─── STORED DATA ───

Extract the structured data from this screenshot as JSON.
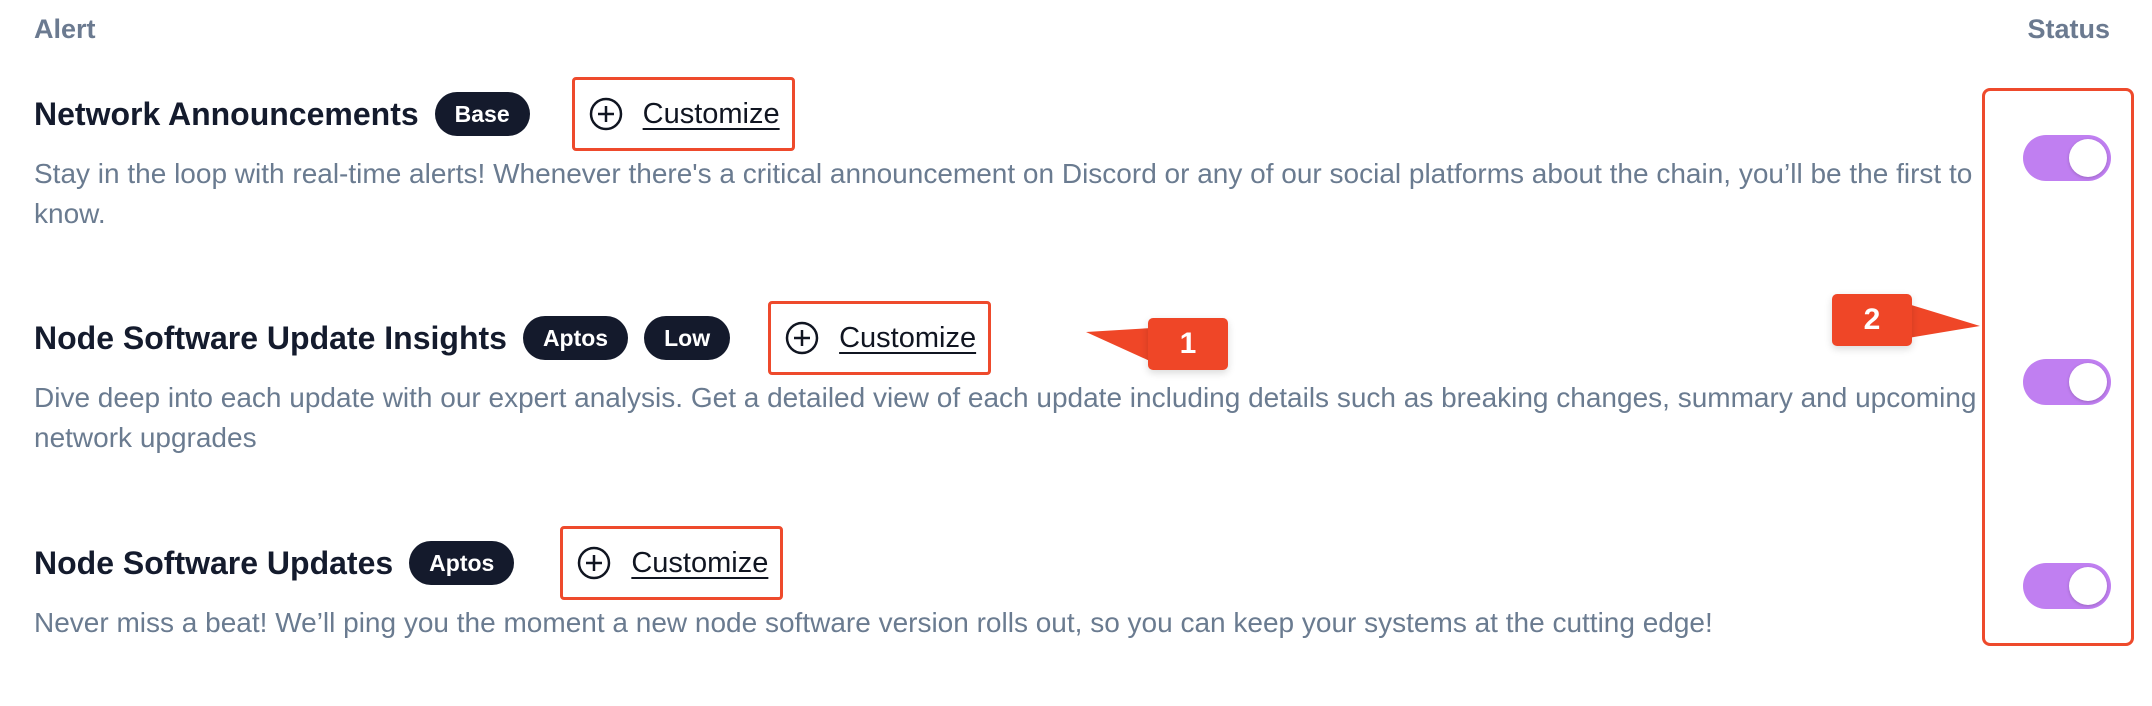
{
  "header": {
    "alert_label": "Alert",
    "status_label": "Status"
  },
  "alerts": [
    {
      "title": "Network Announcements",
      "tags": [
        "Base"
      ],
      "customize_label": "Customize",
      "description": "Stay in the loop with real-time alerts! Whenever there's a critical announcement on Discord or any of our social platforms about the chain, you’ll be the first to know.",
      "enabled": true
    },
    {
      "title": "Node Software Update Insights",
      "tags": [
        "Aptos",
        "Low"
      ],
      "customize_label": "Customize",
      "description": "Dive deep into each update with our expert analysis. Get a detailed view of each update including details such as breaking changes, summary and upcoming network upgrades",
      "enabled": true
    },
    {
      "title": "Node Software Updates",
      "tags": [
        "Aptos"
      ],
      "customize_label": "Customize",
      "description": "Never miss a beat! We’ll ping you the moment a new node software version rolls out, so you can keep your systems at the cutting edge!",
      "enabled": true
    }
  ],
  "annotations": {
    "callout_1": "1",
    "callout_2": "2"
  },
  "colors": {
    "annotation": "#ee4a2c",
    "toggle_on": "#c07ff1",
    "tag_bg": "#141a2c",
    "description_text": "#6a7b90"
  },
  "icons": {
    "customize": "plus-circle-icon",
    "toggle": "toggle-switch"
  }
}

───
─── STORED DATA ───

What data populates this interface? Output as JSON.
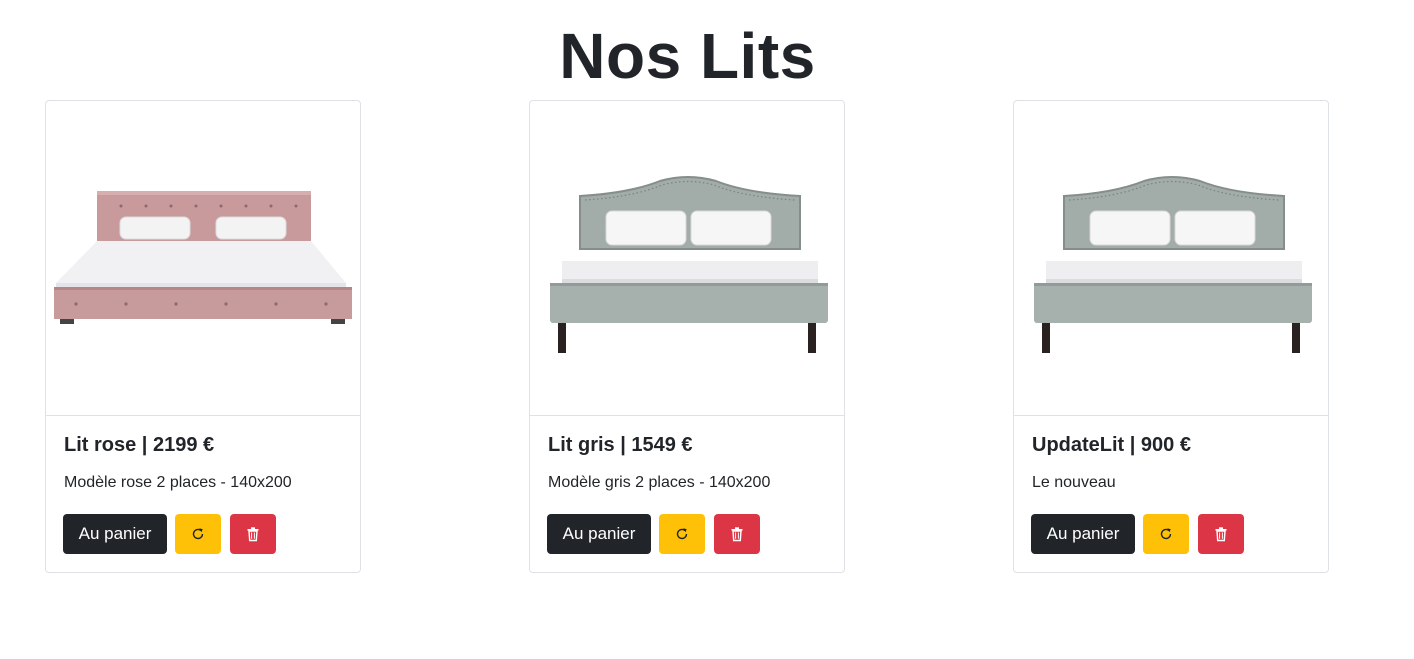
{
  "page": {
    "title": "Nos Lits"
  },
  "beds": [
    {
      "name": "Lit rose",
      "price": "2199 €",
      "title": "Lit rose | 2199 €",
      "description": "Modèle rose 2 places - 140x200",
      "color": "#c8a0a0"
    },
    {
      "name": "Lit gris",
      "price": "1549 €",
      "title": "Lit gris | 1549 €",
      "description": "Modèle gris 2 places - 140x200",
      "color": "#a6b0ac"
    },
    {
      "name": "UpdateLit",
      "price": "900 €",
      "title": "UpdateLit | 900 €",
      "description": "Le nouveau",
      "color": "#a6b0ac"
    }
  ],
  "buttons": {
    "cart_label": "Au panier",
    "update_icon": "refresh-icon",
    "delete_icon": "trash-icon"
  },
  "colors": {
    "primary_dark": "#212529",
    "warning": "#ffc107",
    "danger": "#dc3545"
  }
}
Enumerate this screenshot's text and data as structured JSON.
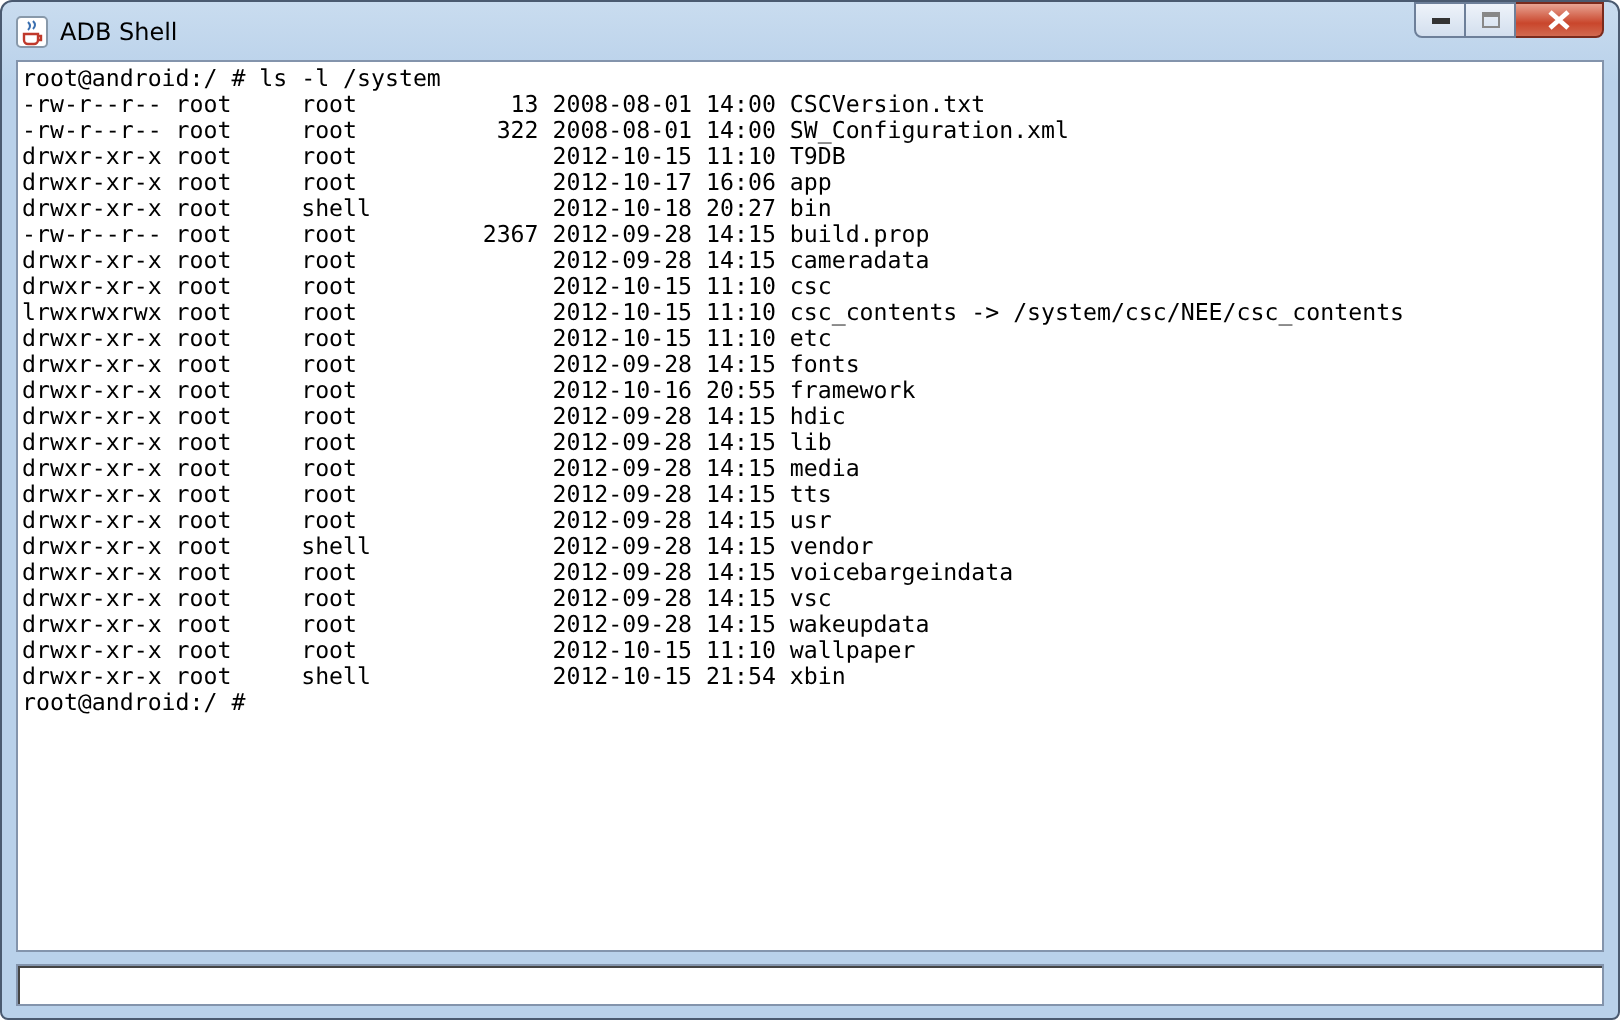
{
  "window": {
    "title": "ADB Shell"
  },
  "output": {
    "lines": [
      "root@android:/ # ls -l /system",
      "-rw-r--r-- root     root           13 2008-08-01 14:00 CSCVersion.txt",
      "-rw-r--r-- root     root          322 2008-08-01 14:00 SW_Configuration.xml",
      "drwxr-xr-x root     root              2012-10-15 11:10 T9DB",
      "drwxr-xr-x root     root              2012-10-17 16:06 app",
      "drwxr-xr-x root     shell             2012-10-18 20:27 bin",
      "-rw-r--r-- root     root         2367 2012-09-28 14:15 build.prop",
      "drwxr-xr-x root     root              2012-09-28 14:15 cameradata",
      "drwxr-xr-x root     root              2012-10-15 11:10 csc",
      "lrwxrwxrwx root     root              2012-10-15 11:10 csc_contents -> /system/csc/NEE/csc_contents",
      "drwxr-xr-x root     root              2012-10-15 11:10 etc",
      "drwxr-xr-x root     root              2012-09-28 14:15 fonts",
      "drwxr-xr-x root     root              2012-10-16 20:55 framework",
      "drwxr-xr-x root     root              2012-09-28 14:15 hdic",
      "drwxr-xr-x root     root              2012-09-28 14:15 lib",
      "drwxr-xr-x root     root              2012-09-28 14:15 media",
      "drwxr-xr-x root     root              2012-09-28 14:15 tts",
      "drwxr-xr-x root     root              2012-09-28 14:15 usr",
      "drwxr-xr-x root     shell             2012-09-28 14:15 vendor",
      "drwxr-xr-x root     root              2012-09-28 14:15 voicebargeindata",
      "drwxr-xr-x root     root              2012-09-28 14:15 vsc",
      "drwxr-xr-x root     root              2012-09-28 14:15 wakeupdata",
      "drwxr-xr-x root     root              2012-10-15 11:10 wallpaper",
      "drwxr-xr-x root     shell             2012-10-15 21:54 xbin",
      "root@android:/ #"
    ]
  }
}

───
─── STORED DATA ───

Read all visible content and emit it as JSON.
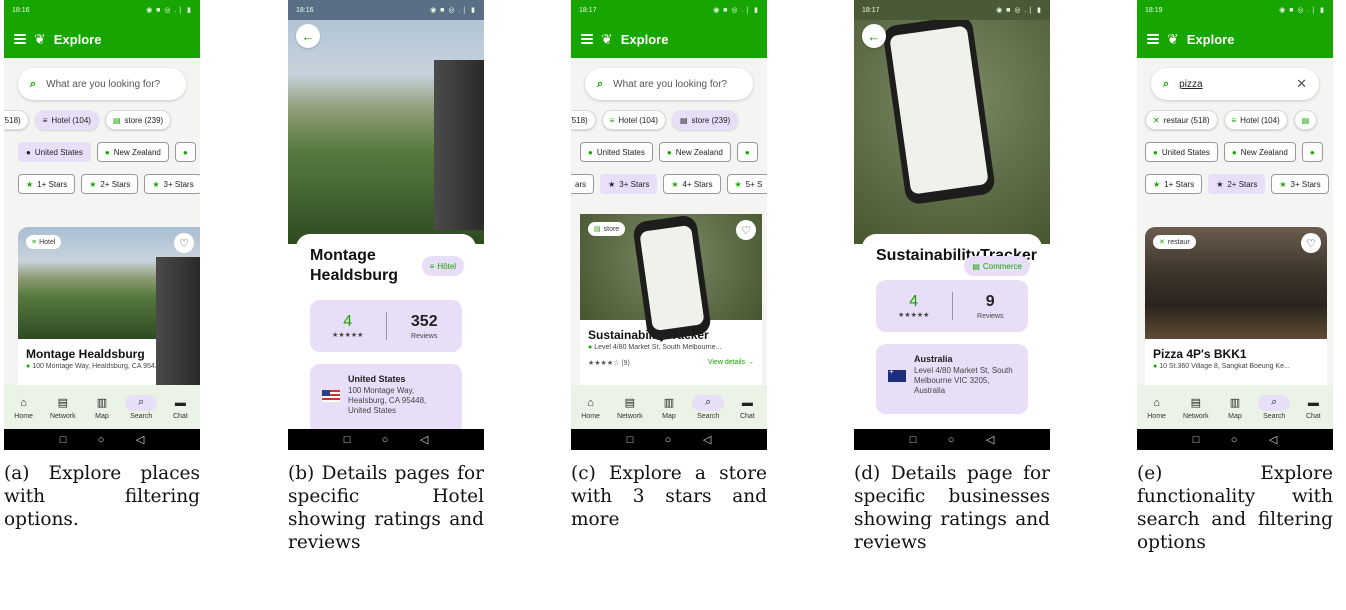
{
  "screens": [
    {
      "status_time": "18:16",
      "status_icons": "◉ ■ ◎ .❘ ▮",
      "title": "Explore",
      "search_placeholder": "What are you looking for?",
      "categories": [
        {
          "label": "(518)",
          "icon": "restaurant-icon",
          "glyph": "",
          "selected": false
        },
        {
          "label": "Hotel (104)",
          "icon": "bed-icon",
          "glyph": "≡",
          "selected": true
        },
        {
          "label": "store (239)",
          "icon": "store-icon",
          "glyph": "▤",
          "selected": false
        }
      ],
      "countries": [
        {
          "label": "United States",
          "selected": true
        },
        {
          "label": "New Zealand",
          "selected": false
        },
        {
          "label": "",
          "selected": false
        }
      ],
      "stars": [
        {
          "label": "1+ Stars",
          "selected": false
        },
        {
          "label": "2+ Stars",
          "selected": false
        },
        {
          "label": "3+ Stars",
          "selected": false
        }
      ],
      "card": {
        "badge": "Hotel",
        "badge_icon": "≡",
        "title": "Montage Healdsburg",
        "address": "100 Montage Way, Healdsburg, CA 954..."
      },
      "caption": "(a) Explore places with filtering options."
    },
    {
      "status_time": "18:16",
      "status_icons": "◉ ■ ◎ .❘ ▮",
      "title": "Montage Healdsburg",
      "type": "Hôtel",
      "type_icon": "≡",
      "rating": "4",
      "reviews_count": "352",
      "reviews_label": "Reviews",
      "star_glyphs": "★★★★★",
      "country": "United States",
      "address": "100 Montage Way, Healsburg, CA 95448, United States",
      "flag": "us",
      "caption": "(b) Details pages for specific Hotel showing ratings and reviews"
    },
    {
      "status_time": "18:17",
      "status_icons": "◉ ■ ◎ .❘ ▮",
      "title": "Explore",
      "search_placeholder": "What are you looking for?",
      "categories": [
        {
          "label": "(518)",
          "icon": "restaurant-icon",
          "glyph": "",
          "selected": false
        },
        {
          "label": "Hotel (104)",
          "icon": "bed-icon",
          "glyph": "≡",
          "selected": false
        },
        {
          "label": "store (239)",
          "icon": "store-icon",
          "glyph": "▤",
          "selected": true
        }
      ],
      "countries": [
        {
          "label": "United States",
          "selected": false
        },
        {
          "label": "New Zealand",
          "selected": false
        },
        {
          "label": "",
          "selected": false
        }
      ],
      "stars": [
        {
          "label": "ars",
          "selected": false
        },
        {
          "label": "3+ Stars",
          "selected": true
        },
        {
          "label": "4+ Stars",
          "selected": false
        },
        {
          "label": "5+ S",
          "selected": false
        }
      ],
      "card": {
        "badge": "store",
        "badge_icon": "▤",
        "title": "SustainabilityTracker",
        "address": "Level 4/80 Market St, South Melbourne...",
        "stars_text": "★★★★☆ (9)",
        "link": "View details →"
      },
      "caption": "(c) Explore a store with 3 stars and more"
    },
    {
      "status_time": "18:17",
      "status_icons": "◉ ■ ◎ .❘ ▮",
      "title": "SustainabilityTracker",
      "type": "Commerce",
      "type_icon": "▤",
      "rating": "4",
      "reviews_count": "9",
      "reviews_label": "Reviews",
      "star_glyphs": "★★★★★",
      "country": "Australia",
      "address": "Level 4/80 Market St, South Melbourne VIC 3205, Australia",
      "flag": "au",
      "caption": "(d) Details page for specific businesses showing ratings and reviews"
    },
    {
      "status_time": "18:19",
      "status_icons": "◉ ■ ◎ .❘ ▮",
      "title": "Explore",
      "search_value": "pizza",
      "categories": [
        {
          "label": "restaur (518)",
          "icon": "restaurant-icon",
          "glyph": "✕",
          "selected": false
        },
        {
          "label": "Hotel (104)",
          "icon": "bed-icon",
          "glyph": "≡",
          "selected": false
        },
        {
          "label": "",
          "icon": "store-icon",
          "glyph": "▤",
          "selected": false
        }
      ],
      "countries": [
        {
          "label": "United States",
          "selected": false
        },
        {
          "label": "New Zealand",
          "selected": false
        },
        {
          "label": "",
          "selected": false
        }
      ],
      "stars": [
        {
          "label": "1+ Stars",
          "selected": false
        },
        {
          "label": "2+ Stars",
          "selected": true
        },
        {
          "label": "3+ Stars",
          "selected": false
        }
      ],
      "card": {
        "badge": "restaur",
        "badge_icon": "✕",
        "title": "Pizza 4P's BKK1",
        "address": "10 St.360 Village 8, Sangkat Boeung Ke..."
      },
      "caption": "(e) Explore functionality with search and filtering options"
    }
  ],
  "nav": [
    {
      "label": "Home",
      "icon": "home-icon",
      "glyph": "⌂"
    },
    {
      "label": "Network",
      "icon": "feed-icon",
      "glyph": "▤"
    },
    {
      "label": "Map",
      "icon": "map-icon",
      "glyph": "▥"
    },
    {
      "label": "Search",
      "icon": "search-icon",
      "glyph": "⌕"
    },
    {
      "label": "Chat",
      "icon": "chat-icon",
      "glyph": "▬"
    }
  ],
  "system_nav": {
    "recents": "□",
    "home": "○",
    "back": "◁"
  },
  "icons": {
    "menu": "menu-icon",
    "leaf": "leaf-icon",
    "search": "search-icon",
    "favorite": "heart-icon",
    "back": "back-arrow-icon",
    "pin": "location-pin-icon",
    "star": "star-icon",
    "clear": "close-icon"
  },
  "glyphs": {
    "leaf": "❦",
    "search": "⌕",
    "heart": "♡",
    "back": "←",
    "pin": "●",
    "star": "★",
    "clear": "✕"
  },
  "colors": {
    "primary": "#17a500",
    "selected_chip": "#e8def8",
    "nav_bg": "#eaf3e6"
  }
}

───

- EXERCISE
Find all the lines containing "filtering" in the material, then copy them.

- ANSWER IN FULL
      "caption": "(a) Explore places with filtering options."
      "caption": "(e) Explore functionality with search and filtering options"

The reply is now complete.